[TRECHO DE ORIGEM]
O fechamento das igrejas causa desorientação entre os
fiéis, diante de uma situação sem precedentes. Sentem-se perdidos,
desorientados, falta-lhes um ponto de referência importante, porque com esse
fechamento não há nem a possibilidade de participar da celebração
eucarística. Mas os Evangelhos e a tradição ensinam que não é apenas a igreja o
lugar para encontrar Deus, e não é apenas a celebração eucarística que
pode alimentar o crente. Na Eucaristia, Jesus, o Filho de Deus, se faz
pão, para que aqueles que o comem e o assimilam também sejam capazes de se
fazer pão, alimento, fator vida para os outros e, assim, ter sua própria
condição divina. Esse pão deve ser comido, como expressamente pediu Jesus
"tomai e comei" (Mt 26,26),
esse é seu convite dinâmico ("Façam
isso ...", Lc 22:19), não estático. Portanto, durante a ceia
eucarística, os primeiros crentes continuaram a fazer o que o Senhor havia
feito, comendo juntos esse pão e tornando-se alimento uns para os outros,
permitindo assim a fusão íntima da presença de Deus em seus filhos.
Depois, o pão consagrado foi levado aos doentes que não puderam participar
da ceia (na hagiografia cristã São Tarcísio, o jovem que morreu
mártir por ter levado o pão eucarístico aos prisioneiros) se tornou muito
popular. Esse pão consagrado para os doentes e prisioneiros era conservado na
sacristia (que leva esse nome por esse uso), onde os subdiáconos iam buscá-lo
para levá-lo àqueles que precisavam.

(Registros de dados armazenados)
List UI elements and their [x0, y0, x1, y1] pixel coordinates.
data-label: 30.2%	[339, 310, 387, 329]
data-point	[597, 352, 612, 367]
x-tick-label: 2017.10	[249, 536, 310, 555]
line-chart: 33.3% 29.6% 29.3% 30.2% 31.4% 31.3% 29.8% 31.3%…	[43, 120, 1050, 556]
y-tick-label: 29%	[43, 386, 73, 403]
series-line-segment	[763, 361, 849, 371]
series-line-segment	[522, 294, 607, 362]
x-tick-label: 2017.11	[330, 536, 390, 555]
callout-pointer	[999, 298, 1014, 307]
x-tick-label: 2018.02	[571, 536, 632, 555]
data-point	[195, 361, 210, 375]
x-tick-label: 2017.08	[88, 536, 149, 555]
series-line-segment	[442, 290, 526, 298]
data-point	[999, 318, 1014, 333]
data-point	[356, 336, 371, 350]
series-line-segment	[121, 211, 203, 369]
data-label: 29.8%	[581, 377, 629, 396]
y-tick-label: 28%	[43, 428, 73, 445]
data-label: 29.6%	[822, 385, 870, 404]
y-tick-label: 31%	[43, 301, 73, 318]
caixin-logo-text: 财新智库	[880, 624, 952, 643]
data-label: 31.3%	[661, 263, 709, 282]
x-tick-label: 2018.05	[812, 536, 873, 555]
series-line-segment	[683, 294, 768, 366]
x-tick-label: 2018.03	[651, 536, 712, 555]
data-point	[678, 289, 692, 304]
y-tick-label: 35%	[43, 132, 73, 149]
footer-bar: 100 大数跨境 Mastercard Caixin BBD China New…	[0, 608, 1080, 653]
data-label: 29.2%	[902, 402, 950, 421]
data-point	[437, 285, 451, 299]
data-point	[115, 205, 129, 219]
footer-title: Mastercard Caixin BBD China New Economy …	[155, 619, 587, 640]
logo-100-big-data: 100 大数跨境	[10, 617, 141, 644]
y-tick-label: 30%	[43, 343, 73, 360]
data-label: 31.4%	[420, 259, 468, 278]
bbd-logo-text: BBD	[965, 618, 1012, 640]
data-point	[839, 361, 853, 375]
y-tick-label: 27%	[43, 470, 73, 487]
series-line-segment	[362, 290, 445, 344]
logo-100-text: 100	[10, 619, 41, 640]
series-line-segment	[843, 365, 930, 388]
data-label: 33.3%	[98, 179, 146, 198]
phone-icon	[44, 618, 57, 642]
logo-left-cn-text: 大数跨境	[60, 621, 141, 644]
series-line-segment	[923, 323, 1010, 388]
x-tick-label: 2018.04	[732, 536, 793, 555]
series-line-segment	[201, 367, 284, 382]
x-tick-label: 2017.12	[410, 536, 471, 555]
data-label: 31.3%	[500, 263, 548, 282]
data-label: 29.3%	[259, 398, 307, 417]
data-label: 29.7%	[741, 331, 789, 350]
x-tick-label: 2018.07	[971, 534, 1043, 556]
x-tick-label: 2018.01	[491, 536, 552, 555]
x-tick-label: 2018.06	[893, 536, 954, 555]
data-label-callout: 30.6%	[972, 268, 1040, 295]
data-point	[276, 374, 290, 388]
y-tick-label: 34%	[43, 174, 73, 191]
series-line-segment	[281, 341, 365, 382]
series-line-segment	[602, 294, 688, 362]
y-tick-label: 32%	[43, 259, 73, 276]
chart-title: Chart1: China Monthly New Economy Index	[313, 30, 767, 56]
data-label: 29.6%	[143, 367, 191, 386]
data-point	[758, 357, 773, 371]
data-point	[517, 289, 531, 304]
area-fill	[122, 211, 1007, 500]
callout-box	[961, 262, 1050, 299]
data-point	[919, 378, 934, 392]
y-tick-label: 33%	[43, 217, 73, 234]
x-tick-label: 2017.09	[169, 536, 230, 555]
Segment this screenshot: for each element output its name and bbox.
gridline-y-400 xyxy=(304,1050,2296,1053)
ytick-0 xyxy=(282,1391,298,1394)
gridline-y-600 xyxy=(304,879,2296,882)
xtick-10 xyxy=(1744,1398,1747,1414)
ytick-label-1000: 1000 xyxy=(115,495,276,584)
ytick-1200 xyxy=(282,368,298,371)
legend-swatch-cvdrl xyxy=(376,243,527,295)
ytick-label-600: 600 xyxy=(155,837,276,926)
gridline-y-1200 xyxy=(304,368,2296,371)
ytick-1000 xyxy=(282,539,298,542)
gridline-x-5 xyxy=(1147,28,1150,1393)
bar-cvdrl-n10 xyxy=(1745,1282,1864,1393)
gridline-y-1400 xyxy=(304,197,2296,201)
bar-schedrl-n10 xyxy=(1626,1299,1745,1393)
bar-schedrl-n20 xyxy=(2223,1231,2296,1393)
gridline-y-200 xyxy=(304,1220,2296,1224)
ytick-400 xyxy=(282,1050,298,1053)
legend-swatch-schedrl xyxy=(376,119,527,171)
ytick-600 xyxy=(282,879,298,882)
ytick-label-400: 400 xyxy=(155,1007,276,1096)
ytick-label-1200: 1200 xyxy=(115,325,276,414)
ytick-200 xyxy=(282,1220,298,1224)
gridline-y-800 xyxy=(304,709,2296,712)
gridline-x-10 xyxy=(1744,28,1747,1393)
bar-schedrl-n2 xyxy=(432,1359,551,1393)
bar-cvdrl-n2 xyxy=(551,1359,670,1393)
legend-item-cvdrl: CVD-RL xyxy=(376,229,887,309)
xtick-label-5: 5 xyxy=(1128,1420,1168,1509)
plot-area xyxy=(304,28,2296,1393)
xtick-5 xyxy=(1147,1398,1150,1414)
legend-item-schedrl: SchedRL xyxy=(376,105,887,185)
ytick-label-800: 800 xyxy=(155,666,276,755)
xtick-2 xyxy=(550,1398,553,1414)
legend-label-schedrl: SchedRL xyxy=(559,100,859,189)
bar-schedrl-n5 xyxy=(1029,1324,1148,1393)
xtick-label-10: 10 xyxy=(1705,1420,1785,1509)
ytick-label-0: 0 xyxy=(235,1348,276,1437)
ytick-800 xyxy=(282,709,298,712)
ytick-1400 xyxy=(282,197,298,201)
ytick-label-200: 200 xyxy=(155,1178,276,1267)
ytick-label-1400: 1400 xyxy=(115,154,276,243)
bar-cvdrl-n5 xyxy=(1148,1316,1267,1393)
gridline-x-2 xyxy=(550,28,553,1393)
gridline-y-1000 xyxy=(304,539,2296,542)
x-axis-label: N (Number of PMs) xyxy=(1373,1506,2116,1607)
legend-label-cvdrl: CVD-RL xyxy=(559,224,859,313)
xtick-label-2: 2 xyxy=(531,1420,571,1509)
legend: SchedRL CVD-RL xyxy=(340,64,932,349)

[ENUNCIADO] Reproduza sem alterações o trecho do texto sobre o fechamento das igrejas, de "Depois, o pão" até "àqueles que precisavam.".

[RESULTADO DO EXERCÍCIO]
Depois, o pão consagrado foi levado aos doentes que não puderam participar
da ceia (na hagiografia cristã São Tarcísio, o jovem que morreu
mártir por ter levado o pão eucarístico aos prisioneiros) se tornou muito
popular. Esse pão consagrado para os doentes e prisioneiros era conservado na
sacristia (que leva esse nome por esse uso), onde os subdiáconos iam buscá-lo
para levá-lo àqueles que precisavam.